### WHAT NEEDS TO BE DONE
Repeat the records verbatim and leave the pictures out of your copy.

(A run of records)
——

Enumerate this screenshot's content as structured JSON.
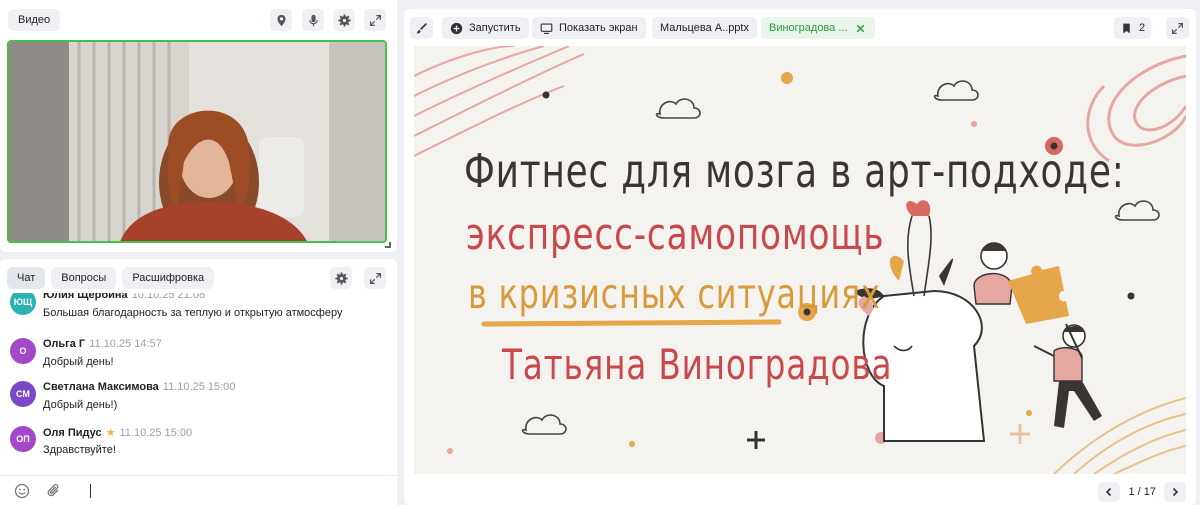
{
  "video": {
    "tab_label": "Видео"
  },
  "chat": {
    "tabs": [
      "Чат",
      "Вопросы",
      "Расшифровка"
    ],
    "messages": [
      {
        "initials": "ЮЩ",
        "name": "Юлия Щербина",
        "time": "10.10.25 21:08",
        "text": "Большая благодарность за теплую и открытую атмосферу",
        "color": "#2bb3b3"
      },
      {
        "initials": "О",
        "name": "Ольга Г",
        "time": "11.10.25 14:57",
        "text": "Добрый день!",
        "color": "#a248c9"
      },
      {
        "initials": "СМ",
        "name": "Светлана Максимова",
        "time": "11.10.25 15:00",
        "text": "Добрый день!)",
        "color": "#7b49c7"
      },
      {
        "initials": "ОП",
        "name": "Оля Пидус",
        "time": "11.10.25 15:00",
        "text": "Здравствуйте!",
        "color": "#a248c9",
        "star": "★"
      }
    ]
  },
  "toolbar": {
    "launch_label": "Запустить",
    "share_label": "Показать экран",
    "file1": "Мальцева А..pptx",
    "file2": "Виноградова ...",
    "bookmark_count": "2"
  },
  "slide": {
    "line1": "Фитнес для мозга в арт-подходе:",
    "line2": "экспресс-самопомощь",
    "line3": "в кризисных ситуациях",
    "line4": "Татьяна Виноградова"
  },
  "pager": {
    "text": "1 / 17"
  },
  "colors": {
    "accent_green": "#46c04d",
    "title_dark": "#3a3533",
    "title_red": "#c9484a",
    "title_gold": "#d99a3c"
  }
}
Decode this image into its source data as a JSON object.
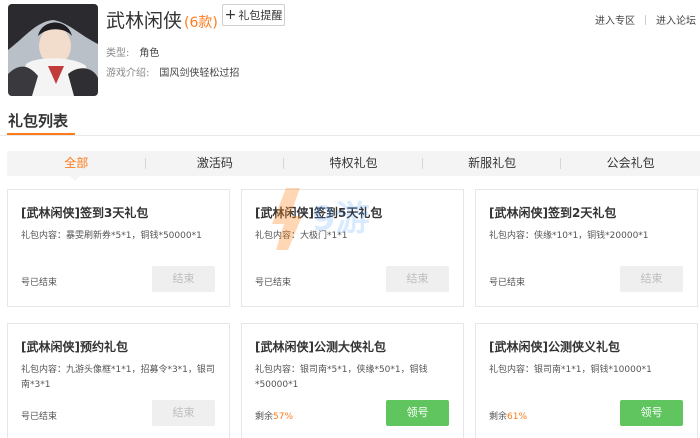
{
  "game": {
    "name": "武林闲侠",
    "count": "(6款)",
    "remind_label": "礼包提醒",
    "type_label": "类型:",
    "type_value": "角色",
    "intro_label": "游戏介绍:",
    "intro_value": "国风剑侠轻松过招"
  },
  "top_links": [
    "进入专区",
    "进入论坛"
  ],
  "section": {
    "title": "礼包列表"
  },
  "tabs": [
    {
      "label": "全部",
      "active": true
    },
    {
      "label": "激活码",
      "active": false
    },
    {
      "label": "特权礼包",
      "active": false
    },
    {
      "label": "新服礼包",
      "active": false
    },
    {
      "label": "公会礼包",
      "active": false
    }
  ],
  "cards": [
    {
      "title": "[武林闲侠]签到3天礼包",
      "content": "礼包内容：暴雯刷新券*5*1，铜钱*50000*1",
      "status": "号已结束",
      "button": "结束",
      "button_state": "ended"
    },
    {
      "title": "[武林闲侠]签到5天礼包",
      "content": "礼包内容：大极门*1*1",
      "status": "号已结束",
      "button": "结束",
      "button_state": "ended"
    },
    {
      "title": "[武林闲侠]签到2天礼包",
      "content": "礼包内容：侠缘*10*1，铜钱*20000*1",
      "status": "号已结束",
      "button": "结束",
      "button_state": "ended"
    },
    {
      "title": "[武林闲侠]预约礼包",
      "content": "礼包内容：九游头像框*1*1，招募令*3*1，银司南*3*1",
      "status": "号已结束",
      "button": "结束",
      "button_state": "ended"
    },
    {
      "title": "[武林闲侠]公测大侠礼包",
      "content": "礼包内容：银司南*5*1，侠缘*50*1，铜钱*50000*1",
      "status_prefix": "剩余",
      "status_value": "57%",
      "button": "领号",
      "button_state": "claim"
    },
    {
      "title": "[武林闲侠]公测侠义礼包",
      "content": "礼包内容：银司南*1*1，铜钱*10000*1",
      "status_prefix": "剩余",
      "status_value": "61%",
      "button": "领号",
      "button_state": "claim"
    }
  ],
  "watermark": {
    "text": "9游"
  },
  "colors": {
    "accent": "#ff7a1a",
    "claim_green": "#60c55f",
    "ended_gray": "#efefef"
  }
}
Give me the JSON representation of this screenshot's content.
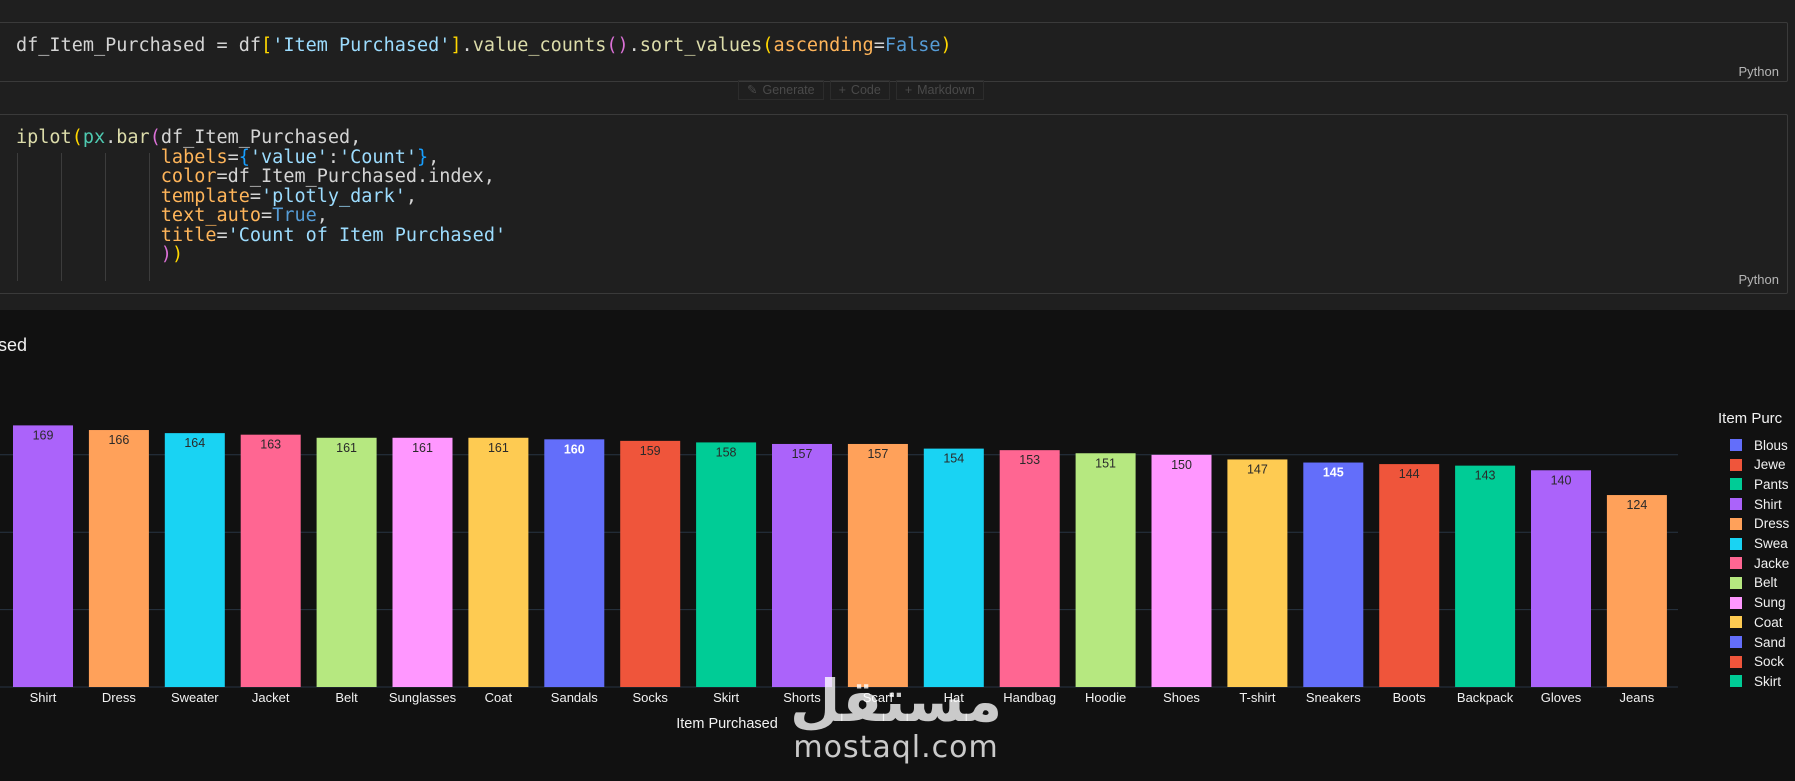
{
  "cell1": {
    "code": "df_Item_Purchased = df['Item Purchased'].value_counts().sort_values(ascending=False)",
    "language": "Python"
  },
  "toolbar": {
    "generate_label": "Generate",
    "code_label": "Code",
    "markdown_label": "Markdown"
  },
  "cell2": {
    "lines": [
      "iplot(px.bar(df_Item_Purchased,",
      "             labels={'value':'Count'},",
      "             color=df_Item_Purchased.index,",
      "             template='plotly_dark',",
      "             text_auto=True,",
      "             title='Count of Item Purchased'",
      "             ))"
    ],
    "language": "Python"
  },
  "output": {
    "title_visible": "sed",
    "xaxis_title": "Item Purchased",
    "legend_title": "Item Purc",
    "legend_items": [
      {
        "label": "Blous",
        "color": "#636efa"
      },
      {
        "label": "Jewe",
        "color": "#ef553b"
      },
      {
        "label": "Pants",
        "color": "#00cc96"
      },
      {
        "label": "Shirt",
        "color": "#ab63fa"
      },
      {
        "label": "Dress",
        "color": "#ffa15a"
      },
      {
        "label": "Swea",
        "color": "#19d3f3"
      },
      {
        "label": "Jacke",
        "color": "#ff6692"
      },
      {
        "label": "Belt",
        "color": "#b6e880"
      },
      {
        "label": "Sung",
        "color": "#ff97ff"
      },
      {
        "label": "Coat",
        "color": "#fecb52"
      },
      {
        "label": "Sand",
        "color": "#636efa"
      },
      {
        "label": "Sock",
        "color": "#ef553b"
      },
      {
        "label": "Skirt",
        "color": "#00cc96"
      }
    ]
  },
  "chart_data": {
    "type": "bar",
    "title": "",
    "xlabel": "Item Purchased",
    "ylabel": "",
    "categories": [
      "Shirt",
      "Dress",
      "Sweater",
      "Jacket",
      "Belt",
      "Sunglasses",
      "Coat",
      "Sandals",
      "Socks",
      "Skirt",
      "Shorts",
      "Scarf",
      "Hat",
      "Handbag",
      "Hoodie",
      "Shoes",
      "T-shirt",
      "Sneakers",
      "Boots",
      "Backpack",
      "Gloves",
      "Jeans"
    ],
    "values": [
      169,
      166,
      164,
      163,
      161,
      161,
      161,
      160,
      159,
      158,
      157,
      157,
      154,
      153,
      151,
      150,
      147,
      145,
      144,
      143,
      140,
      124
    ],
    "colors": [
      "#ab63fa",
      "#ffa15a",
      "#19d3f3",
      "#ff6692",
      "#b6e880",
      "#ff97ff",
      "#fecb52",
      "#636efa",
      "#ef553b",
      "#00cc96",
      "#ab63fa",
      "#ffa15a",
      "#19d3f3",
      "#ff6692",
      "#b6e880",
      "#ff97ff",
      "#fecb52",
      "#636efa",
      "#ef553b",
      "#00cc96",
      "#ab63fa",
      "#ffa15a"
    ],
    "light_text_indices": [
      7,
      17
    ],
    "ylim": [
      0,
      178
    ],
    "gridlines": [
      50,
      100,
      150
    ],
    "template": "plotly_dark"
  },
  "watermark": {
    "arabic": "مستقل",
    "latin": "mostaql.com"
  }
}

——

### FINAL RESULT
Enumerate this screenshot's content as structured JSON.
{
  "video": {
    "tab_label": "Видео"
  },
  "chat": {
    "tabs": [
      "Чат",
      "Вопросы",
      "Расшифровка"
    ],
    "messages": [
      {
        "initials": "ЮЩ",
        "name": "Юлия Щербина",
        "time": "10.10.25 21:08",
        "text": "Большая благодарность за теплую и открытую атмосферу",
        "color": "#2bb3b3"
      },
      {
        "initials": "О",
        "name": "Ольга Г",
        "time": "11.10.25 14:57",
        "text": "Добрый день!",
        "color": "#a248c9"
      },
      {
        "initials": "СМ",
        "name": "Светлана Максимова",
        "time": "11.10.25 15:00",
        "text": "Добрый день!)",
        "color": "#7b49c7"
      },
      {
        "initials": "ОП",
        "name": "Оля Пидус",
        "time": "11.10.25 15:00",
        "text": "Здравствуйте!",
        "color": "#a248c9",
        "star": "★"
      }
    ]
  },
  "toolbar": {
    "launch_label": "Запустить",
    "share_label": "Показать экран",
    "file1": "Мальцева А..pptx",
    "file2": "Виноградова ...",
    "bookmark_count": "2"
  },
  "slide": {
    "line1": "Фитнес для мозга в арт-подходе:",
    "line2": "экспресс-самопомощь",
    "line3": "в кризисных ситуациях",
    "line4": "Татьяна Виноградова"
  },
  "pager": {
    "text": "1 / 17"
  },
  "colors": {
    "accent_green": "#46c04d",
    "title_dark": "#3a3533",
    "title_red": "#c9484a",
    "title_gold": "#d99a3c"
  }
}
Decode this image into its source data as a JSON object.
{
  "game": {
    "name": "武林闲侠",
    "count": "(6款)",
    "remind_label": "礼包提醒",
    "type_label": "类型:",
    "type_value": "角色",
    "intro_label": "游戏介绍:",
    "intro_value": "国风剑侠轻松过招"
  },
  "top_links": [
    "进入专区",
    "进入论坛"
  ],
  "section": {
    "title": "礼包列表"
  },
  "tabs": [
    {
      "label": "全部",
      "active": true
    },
    {
      "label": "激活码",
      "active": false
    },
    {
      "label": "特权礼包",
      "active": false
    },
    {
      "label": "新服礼包",
      "active": false
    },
    {
      "label": "公会礼包",
      "active": false
    }
  ],
  "cards": [
    {
      "title": "[武林闲侠]签到3天礼包",
      "content": "礼包内容：暴雯刷新券*5*1，铜钱*50000*1",
      "status": "号已结束",
      "button": "结束",
      "button_state": "ended"
    },
    {
      "title": "[武林闲侠]签到5天礼包",
      "content": "礼包内容：大极门*1*1",
      "status": "号已结束",
      "button": "结束",
      "button_state": "ended"
    },
    {
      "title": "[武林闲侠]签到2天礼包",
      "content": "礼包内容：侠缘*10*1，铜钱*20000*1",
      "status": "号已结束",
      "button": "结束",
      "button_state": "ended"
    },
    {
      "title": "[武林闲侠]预约礼包",
      "content": "礼包内容：九游头像框*1*1，招募令*3*1，银司南*3*1",
      "status": "号已结束",
      "button": "结束",
      "button_state": "ended"
    },
    {
      "title": "[武林闲侠]公测大侠礼包",
      "content": "礼包内容：银司南*5*1，侠缘*50*1，铜钱*50000*1",
      "status_prefix": "剩余",
      "status_value": "57%",
      "button": "领号",
      "button_state": "claim"
    },
    {
      "title": "[武林闲侠]公测侠义礼包",
      "content": "礼包内容：银司南*1*1，铜钱*10000*1",
      "status_prefix": "剩余",
      "status_value": "61%",
      "button": "领号",
      "button_state": "claim"
    }
  ],
  "watermark": {
    "text": "9游"
  },
  "colors": {
    "accent": "#ff7a1a",
    "claim_green": "#60c55f",
    "ended_gray": "#efefef"
  }
}
Give me the JSON representation of this screenshot's content.
{
  "cell1": {
    "code": "df_Item_Purchased = df['Item Purchased'].value_counts().sort_values(ascending=False)",
    "language": "Python"
  },
  "toolbar": {
    "generate_label": "Generate",
    "code_label": "Code",
    "markdown_label": "Markdown"
  },
  "cell2": {
    "lines": [
      "iplot(px.bar(df_Item_Purchased,",
      "             labels={'value':'Count'},",
      "             color=df_Item_Purchased.index,",
      "             template='plotly_dark',",
      "             text_auto=True,",
      "             title='Count of Item Purchased'",
      "             ))"
    ],
    "language": "Python"
  },
  "output": {
    "title_visible": "sed",
    "xaxis_title": "Item Purchased",
    "legend_title": "Item Purc",
    "legend_items": [
      {
        "label": "Blous",
        "color": "#636efa"
      },
      {
        "label": "Jewe",
        "color": "#ef553b"
      },
      {
        "label": "Pants",
        "color": "#00cc96"
      },
      {
        "label": "Shirt",
        "color": "#ab63fa"
      },
      {
        "label": "Dress",
        "color": "#ffa15a"
      },
      {
        "label": "Swea",
        "color": "#19d3f3"
      },
      {
        "label": "Jacke",
        "color": "#ff6692"
      },
      {
        "label": "Belt",
        "color": "#b6e880"
      },
      {
        "label": "Sung",
        "color": "#ff97ff"
      },
      {
        "label": "Coat",
        "color": "#fecb52"
      },
      {
        "label": "Sand",
        "color": "#636efa"
      },
      {
        "label": "Sock",
        "color": "#ef553b"
      },
      {
        "label": "Skirt",
        "color": "#00cc96"
      }
    ]
  },
  "chart_data": {
    "type": "bar",
    "title": "",
    "xlabel": "Item Purchased",
    "ylabel": "",
    "categories": [
      "Shirt",
      "Dress",
      "Sweater",
      "Jacket",
      "Belt",
      "Sunglasses",
      "Coat",
      "Sandals",
      "Socks",
      "Skirt",
      "Shorts",
      "Scarf",
      "Hat",
      "Handbag",
      "Hoodie",
      "Shoes",
      "T-shirt",
      "Sneakers",
      "Boots",
      "Backpack",
      "Gloves",
      "Jeans"
    ],
    "values": [
      169,
      166,
      164,
      163,
      161,
      161,
      161,
      160,
      159,
      158,
      157,
      157,
      154,
      153,
      151,
      150,
      147,
      145,
      144,
      143,
      140,
      124
    ],
    "colors": [
      "#ab63fa",
      "#ffa15a",
      "#19d3f3",
      "#ff6692",
      "#b6e880",
      "#ff97ff",
      "#fecb52",
      "#636efa",
      "#ef553b",
      "#00cc96",
      "#ab63fa",
      "#ffa15a",
      "#19d3f3",
      "#ff6692",
      "#b6e880",
      "#ff97ff",
      "#fecb52",
      "#636efa",
      "#ef553b",
      "#00cc96",
      "#ab63fa",
      "#ffa15a"
    ],
    "light_text_indices": [
      7,
      17
    ],
    "ylim": [
      0,
      178
    ],
    "gridlines": [
      50,
      100,
      150
    ],
    "template": "plotly_dark"
  },
  "watermark": {
    "arabic": "مستقل",
    "latin": "mostaql.com"
  }
}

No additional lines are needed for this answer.